## Exercise input
┌──

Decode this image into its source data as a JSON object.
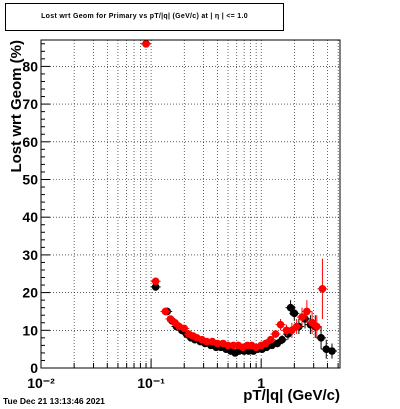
{
  "footer_timestamp": "Tue Dec 21 13:13:46 2021",
  "chart_data": {
    "type": "scatter",
    "title": "Lost wrt Geom for Primary vs pT/|q| (GeV/c) at | η | <= 1.0",
    "xlabel": "pT/|q| (GeV/c)",
    "ylabel": "Lost wrt Geom (%)",
    "xscale": "log",
    "xlim": [
      0.01,
      5.2
    ],
    "ylim": [
      0,
      87
    ],
    "grid": true,
    "x_tick_labels": [
      "10⁻²",
      "10⁻¹",
      "1"
    ],
    "y_ticks": [
      0,
      10,
      20,
      30,
      40,
      50,
      60,
      70,
      80
    ],
    "series": [
      {
        "color": "#000000",
        "points": [
          [
            0.09,
            86
          ],
          [
            0.11,
            21.5
          ],
          [
            0.14,
            15
          ],
          [
            0.155,
            12.5
          ],
          [
            0.17,
            11
          ],
          [
            0.19,
            10
          ],
          [
            0.21,
            9
          ],
          [
            0.23,
            8
          ],
          [
            0.25,
            7.5
          ],
          [
            0.28,
            7
          ],
          [
            0.31,
            6.5
          ],
          [
            0.35,
            6
          ],
          [
            0.39,
            5.5
          ],
          [
            0.43,
            5.5
          ],
          [
            0.48,
            5
          ],
          [
            0.53,
            4.5
          ],
          [
            0.58,
            4
          ],
          [
            0.63,
            4.5
          ],
          [
            0.7,
            4.5
          ],
          [
            0.77,
            4.5
          ],
          [
            0.85,
            4.5
          ],
          [
            0.93,
            5
          ],
          [
            1.02,
            5
          ],
          [
            1.12,
            5.5
          ],
          [
            1.25,
            6
          ],
          [
            1.4,
            6.5
          ],
          [
            1.55,
            7.5
          ],
          [
            1.75,
            9
          ],
          [
            1.85,
            16
          ],
          [
            2.0,
            14.5
          ],
          [
            2.2,
            11
          ],
          [
            2.5,
            13
          ],
          [
            2.8,
            11.5
          ],
          [
            3.1,
            11
          ],
          [
            3.5,
            8
          ],
          [
            3.9,
            5
          ],
          [
            4.4,
            4.5
          ]
        ],
        "errors": [
          0.5,
          1,
          1,
          0.8,
          0.8,
          0.7,
          0.6,
          0.6,
          0.6,
          0.6,
          0.6,
          0.6,
          0.6,
          0.6,
          0.6,
          0.6,
          0.6,
          0.6,
          0.6,
          0.6,
          0.6,
          0.6,
          0.6,
          0.8,
          0.8,
          1,
          1.2,
          1.5,
          2,
          2,
          2,
          2.5,
          2.5,
          3,
          3,
          2.5,
          2
        ]
      },
      {
        "color": "#ff0000",
        "points": [
          [
            0.09,
            86
          ],
          [
            0.11,
            23
          ],
          [
            0.135,
            15
          ],
          [
            0.15,
            13
          ],
          [
            0.165,
            12
          ],
          [
            0.18,
            11
          ],
          [
            0.2,
            10.5
          ],
          [
            0.22,
            9
          ],
          [
            0.24,
            8.5
          ],
          [
            0.26,
            8
          ],
          [
            0.29,
            7.5
          ],
          [
            0.32,
            7
          ],
          [
            0.36,
            7
          ],
          [
            0.4,
            6.5
          ],
          [
            0.45,
            6.5
          ],
          [
            0.5,
            6
          ],
          [
            0.56,
            6
          ],
          [
            0.62,
            6
          ],
          [
            0.68,
            5.5
          ],
          [
            0.75,
            6
          ],
          [
            0.82,
            6
          ],
          [
            0.9,
            5.5
          ],
          [
            1.0,
            6
          ],
          [
            1.1,
            6.5
          ],
          [
            1.22,
            7.5
          ],
          [
            1.35,
            9
          ],
          [
            1.5,
            11.5
          ],
          [
            1.7,
            10
          ],
          [
            1.9,
            10
          ],
          [
            2.1,
            11
          ],
          [
            2.35,
            13.5
          ],
          [
            2.6,
            15
          ],
          [
            2.9,
            12
          ],
          [
            3.2,
            11
          ],
          [
            3.6,
            21
          ]
        ],
        "errors": [
          0.5,
          1,
          1,
          0.8,
          0.8,
          0.7,
          0.7,
          0.6,
          0.6,
          0.6,
          0.6,
          0.6,
          0.6,
          0.6,
          0.6,
          0.6,
          0.6,
          0.6,
          0.6,
          0.6,
          0.6,
          0.6,
          0.6,
          0.8,
          0.8,
          1,
          1.5,
          1.5,
          2,
          2,
          2.5,
          3,
          3,
          3,
          8
        ]
      }
    ]
  }
}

└──

## Work required
Make an exact copy of every entry above, minus the images.

## Correct answer
Decode this image into its source data as a JSON object.
{
  "footer_timestamp": "Tue Dec 21 13:13:46 2021",
  "chart_data": {
    "type": "scatter",
    "title": "Lost wrt Geom for Primary vs pT/|q| (GeV/c) at | η | <= 1.0",
    "xlabel": "pT/|q| (GeV/c)",
    "ylabel": "Lost wrt Geom (%)",
    "xscale": "log",
    "xlim": [
      0.01,
      5.2
    ],
    "ylim": [
      0,
      87
    ],
    "grid": true,
    "x_tick_labels": [
      "10⁻²",
      "10⁻¹",
      "1"
    ],
    "y_ticks": [
      0,
      10,
      20,
      30,
      40,
      50,
      60,
      70,
      80
    ],
    "series": [
      {
        "color": "#000000",
        "points": [
          [
            0.09,
            86
          ],
          [
            0.11,
            21.5
          ],
          [
            0.14,
            15
          ],
          [
            0.155,
            12.5
          ],
          [
            0.17,
            11
          ],
          [
            0.19,
            10
          ],
          [
            0.21,
            9
          ],
          [
            0.23,
            8
          ],
          [
            0.25,
            7.5
          ],
          [
            0.28,
            7
          ],
          [
            0.31,
            6.5
          ],
          [
            0.35,
            6
          ],
          [
            0.39,
            5.5
          ],
          [
            0.43,
            5.5
          ],
          [
            0.48,
            5
          ],
          [
            0.53,
            4.5
          ],
          [
            0.58,
            4
          ],
          [
            0.63,
            4.5
          ],
          [
            0.7,
            4.5
          ],
          [
            0.77,
            4.5
          ],
          [
            0.85,
            4.5
          ],
          [
            0.93,
            5
          ],
          [
            1.02,
            5
          ],
          [
            1.12,
            5.5
          ],
          [
            1.25,
            6
          ],
          [
            1.4,
            6.5
          ],
          [
            1.55,
            7.5
          ],
          [
            1.75,
            9
          ],
          [
            1.85,
            16
          ],
          [
            2.0,
            14.5
          ],
          [
            2.2,
            11
          ],
          [
            2.5,
            13
          ],
          [
            2.8,
            11.5
          ],
          [
            3.1,
            11
          ],
          [
            3.5,
            8
          ],
          [
            3.9,
            5
          ],
          [
            4.4,
            4.5
          ]
        ],
        "errors": [
          0.5,
          1,
          1,
          0.8,
          0.8,
          0.7,
          0.6,
          0.6,
          0.6,
          0.6,
          0.6,
          0.6,
          0.6,
          0.6,
          0.6,
          0.6,
          0.6,
          0.6,
          0.6,
          0.6,
          0.6,
          0.6,
          0.6,
          0.8,
          0.8,
          1,
          1.2,
          1.5,
          2,
          2,
          2,
          2.5,
          2.5,
          3,
          3,
          2.5,
          2
        ]
      },
      {
        "color": "#ff0000",
        "points": [
          [
            0.09,
            86
          ],
          [
            0.11,
            23
          ],
          [
            0.135,
            15
          ],
          [
            0.15,
            13
          ],
          [
            0.165,
            12
          ],
          [
            0.18,
            11
          ],
          [
            0.2,
            10.5
          ],
          [
            0.22,
            9
          ],
          [
            0.24,
            8.5
          ],
          [
            0.26,
            8
          ],
          [
            0.29,
            7.5
          ],
          [
            0.32,
            7
          ],
          [
            0.36,
            7
          ],
          [
            0.4,
            6.5
          ],
          [
            0.45,
            6.5
          ],
          [
            0.5,
            6
          ],
          [
            0.56,
            6
          ],
          [
            0.62,
            6
          ],
          [
            0.68,
            5.5
          ],
          [
            0.75,
            6
          ],
          [
            0.82,
            6
          ],
          [
            0.9,
            5.5
          ],
          [
            1.0,
            6
          ],
          [
            1.1,
            6.5
          ],
          [
            1.22,
            7.5
          ],
          [
            1.35,
            9
          ],
          [
            1.5,
            11.5
          ],
          [
            1.7,
            10
          ],
          [
            1.9,
            10
          ],
          [
            2.1,
            11
          ],
          [
            2.35,
            13.5
          ],
          [
            2.6,
            15
          ],
          [
            2.9,
            12
          ],
          [
            3.2,
            11
          ],
          [
            3.6,
            21
          ]
        ],
        "errors": [
          0.5,
          1,
          1,
          0.8,
          0.8,
          0.7,
          0.7,
          0.6,
          0.6,
          0.6,
          0.6,
          0.6,
          0.6,
          0.6,
          0.6,
          0.6,
          0.6,
          0.6,
          0.6,
          0.6,
          0.6,
          0.6,
          0.6,
          0.8,
          0.8,
          1,
          1.5,
          1.5,
          2,
          2,
          2.5,
          3,
          3,
          3,
          8
        ]
      }
    ]
  }
}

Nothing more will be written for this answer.